▶ [The problem]
Please rewrite the listing from its first line through the line containing "arrow-out-of-tray-icon — [687, 447, 714, 474]", replacing each "tent" with "booth" and leaving everything else unchanged. Give only those lines.

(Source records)

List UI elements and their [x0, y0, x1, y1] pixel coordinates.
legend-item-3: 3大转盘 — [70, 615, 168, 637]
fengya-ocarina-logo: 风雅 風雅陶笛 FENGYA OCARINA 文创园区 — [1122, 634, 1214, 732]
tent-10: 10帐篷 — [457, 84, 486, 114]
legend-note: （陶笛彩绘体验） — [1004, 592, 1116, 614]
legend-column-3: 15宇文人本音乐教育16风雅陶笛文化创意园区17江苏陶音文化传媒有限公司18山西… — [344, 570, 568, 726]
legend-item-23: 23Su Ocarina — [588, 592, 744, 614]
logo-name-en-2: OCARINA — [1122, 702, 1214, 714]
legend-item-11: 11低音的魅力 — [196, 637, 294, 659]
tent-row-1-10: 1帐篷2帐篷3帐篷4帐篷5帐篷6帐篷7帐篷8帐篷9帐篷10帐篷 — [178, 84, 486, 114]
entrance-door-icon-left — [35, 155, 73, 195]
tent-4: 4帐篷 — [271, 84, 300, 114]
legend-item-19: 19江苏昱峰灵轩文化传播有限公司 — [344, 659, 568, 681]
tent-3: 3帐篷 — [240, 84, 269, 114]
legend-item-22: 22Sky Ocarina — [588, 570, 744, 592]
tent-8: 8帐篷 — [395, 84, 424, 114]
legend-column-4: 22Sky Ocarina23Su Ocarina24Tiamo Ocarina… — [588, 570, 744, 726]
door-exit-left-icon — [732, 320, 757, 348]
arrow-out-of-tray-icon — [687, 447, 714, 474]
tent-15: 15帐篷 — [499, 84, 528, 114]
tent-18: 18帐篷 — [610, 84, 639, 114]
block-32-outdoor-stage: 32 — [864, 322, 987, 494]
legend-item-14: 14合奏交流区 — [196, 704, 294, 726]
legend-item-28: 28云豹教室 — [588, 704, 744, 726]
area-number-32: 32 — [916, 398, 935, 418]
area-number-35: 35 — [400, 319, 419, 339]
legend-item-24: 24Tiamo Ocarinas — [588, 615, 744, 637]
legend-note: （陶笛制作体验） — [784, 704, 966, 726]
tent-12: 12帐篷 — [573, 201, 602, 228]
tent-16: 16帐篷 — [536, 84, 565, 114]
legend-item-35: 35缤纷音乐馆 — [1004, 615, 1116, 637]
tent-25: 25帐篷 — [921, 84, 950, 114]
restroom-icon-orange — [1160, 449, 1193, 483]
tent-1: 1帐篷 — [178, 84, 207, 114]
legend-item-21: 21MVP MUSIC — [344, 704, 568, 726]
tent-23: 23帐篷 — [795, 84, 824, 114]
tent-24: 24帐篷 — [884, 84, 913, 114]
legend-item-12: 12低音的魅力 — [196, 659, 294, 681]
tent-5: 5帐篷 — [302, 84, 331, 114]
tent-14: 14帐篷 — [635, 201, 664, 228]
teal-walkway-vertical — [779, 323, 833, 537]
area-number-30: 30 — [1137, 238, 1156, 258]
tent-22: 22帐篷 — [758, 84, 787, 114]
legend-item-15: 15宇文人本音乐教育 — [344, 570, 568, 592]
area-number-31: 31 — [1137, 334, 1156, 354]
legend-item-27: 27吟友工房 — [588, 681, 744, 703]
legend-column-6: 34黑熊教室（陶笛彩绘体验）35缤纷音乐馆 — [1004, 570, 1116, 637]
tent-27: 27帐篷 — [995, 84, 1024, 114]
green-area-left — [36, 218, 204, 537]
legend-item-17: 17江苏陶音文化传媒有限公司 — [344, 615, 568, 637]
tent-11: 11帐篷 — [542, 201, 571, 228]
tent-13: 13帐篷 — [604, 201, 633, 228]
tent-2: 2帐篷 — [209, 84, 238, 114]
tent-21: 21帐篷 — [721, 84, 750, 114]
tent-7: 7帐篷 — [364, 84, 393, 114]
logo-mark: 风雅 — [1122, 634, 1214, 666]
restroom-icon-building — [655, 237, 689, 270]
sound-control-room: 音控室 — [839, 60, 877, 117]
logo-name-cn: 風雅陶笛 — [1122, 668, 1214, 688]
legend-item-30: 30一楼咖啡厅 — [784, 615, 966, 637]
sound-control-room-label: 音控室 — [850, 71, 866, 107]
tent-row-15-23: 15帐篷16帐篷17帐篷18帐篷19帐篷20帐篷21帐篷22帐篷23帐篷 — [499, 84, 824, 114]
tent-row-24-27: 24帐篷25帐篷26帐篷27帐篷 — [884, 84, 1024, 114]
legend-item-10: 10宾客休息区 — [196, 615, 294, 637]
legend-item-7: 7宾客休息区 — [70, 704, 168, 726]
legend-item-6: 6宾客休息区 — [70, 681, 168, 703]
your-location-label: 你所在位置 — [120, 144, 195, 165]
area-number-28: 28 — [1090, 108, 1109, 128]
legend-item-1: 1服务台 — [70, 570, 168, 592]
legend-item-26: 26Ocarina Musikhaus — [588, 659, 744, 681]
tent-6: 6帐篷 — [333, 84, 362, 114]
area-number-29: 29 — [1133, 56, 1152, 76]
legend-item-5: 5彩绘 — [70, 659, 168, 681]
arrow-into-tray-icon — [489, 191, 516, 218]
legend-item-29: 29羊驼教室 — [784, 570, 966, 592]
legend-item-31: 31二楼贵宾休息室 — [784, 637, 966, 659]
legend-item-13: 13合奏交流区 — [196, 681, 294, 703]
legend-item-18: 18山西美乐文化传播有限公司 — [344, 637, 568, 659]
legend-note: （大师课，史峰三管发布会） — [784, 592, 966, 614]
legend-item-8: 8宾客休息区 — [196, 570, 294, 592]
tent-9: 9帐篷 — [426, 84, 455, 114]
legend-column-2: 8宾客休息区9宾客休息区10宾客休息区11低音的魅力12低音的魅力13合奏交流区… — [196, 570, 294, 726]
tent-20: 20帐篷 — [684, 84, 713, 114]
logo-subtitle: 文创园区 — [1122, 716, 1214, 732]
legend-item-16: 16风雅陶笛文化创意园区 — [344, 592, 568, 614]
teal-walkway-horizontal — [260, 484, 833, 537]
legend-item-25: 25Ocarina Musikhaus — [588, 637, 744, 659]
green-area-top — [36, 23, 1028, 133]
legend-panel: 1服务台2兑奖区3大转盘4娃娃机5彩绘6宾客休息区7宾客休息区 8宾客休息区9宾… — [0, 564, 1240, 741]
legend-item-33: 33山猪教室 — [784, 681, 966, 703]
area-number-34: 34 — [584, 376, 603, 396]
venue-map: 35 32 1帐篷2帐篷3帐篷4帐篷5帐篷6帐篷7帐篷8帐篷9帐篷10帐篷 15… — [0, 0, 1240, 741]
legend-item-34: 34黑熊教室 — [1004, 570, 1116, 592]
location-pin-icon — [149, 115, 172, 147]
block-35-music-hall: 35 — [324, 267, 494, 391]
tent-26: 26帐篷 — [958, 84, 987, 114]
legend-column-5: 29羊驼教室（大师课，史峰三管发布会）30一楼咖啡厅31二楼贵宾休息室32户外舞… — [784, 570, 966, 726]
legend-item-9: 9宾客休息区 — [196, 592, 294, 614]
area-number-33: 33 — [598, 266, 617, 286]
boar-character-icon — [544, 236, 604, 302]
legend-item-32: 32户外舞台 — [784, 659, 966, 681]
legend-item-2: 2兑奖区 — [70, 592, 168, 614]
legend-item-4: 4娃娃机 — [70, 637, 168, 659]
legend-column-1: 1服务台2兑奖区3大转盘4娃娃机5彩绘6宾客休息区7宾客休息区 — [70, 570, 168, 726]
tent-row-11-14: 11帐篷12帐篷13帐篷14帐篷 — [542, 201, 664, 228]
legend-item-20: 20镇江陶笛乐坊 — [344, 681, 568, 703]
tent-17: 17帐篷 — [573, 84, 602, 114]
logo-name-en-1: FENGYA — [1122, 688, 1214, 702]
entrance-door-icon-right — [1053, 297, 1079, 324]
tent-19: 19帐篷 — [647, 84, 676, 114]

▶ [Response to this task]
List UI elements and their [x0, y0, x1, y1] pixel coordinates.
legend-item-3: 3大转盘 — [70, 615, 168, 637]
fengya-ocarina-logo: 风雅 風雅陶笛 FENGYA OCARINA 文创园区 — [1122, 634, 1214, 732]
booth-10: 10帐篷 — [457, 84, 486, 114]
legend-note: （陶笛彩绘体验） — [1004, 592, 1116, 614]
legend-column-3: 15宇文人本音乐教育16风雅陶笛文化创意园区17江苏陶音文化传媒有限公司18山西… — [344, 570, 568, 726]
legend-item-23: 23Su Ocarina — [588, 592, 744, 614]
logo-name-en-2: OCARINA — [1122, 702, 1214, 714]
legend-item-11: 11低音的魅力 — [196, 637, 294, 659]
booth-row-1-10: 1帐篷2帐篷3帐篷4帐篷5帐篷6帐篷7帐篷8帐篷9帐篷10帐篷 — [178, 84, 486, 114]
entrance-door-icon-left — [35, 155, 73, 195]
booth-4: 4帐篷 — [271, 84, 300, 114]
legend-item-19: 19江苏昱峰灵轩文化传播有限公司 — [344, 659, 568, 681]
booth-3: 3帐篷 — [240, 84, 269, 114]
legend-item-22: 22Sky Ocarina — [588, 570, 744, 592]
booth-8: 8帐篷 — [395, 84, 424, 114]
legend-column-4: 22Sky Ocarina23Su Ocarina24Tiamo Ocarina… — [588, 570, 744, 726]
door-exit-left-icon — [732, 320, 757, 348]
arrow-out-of-tray-icon — [687, 447, 714, 474]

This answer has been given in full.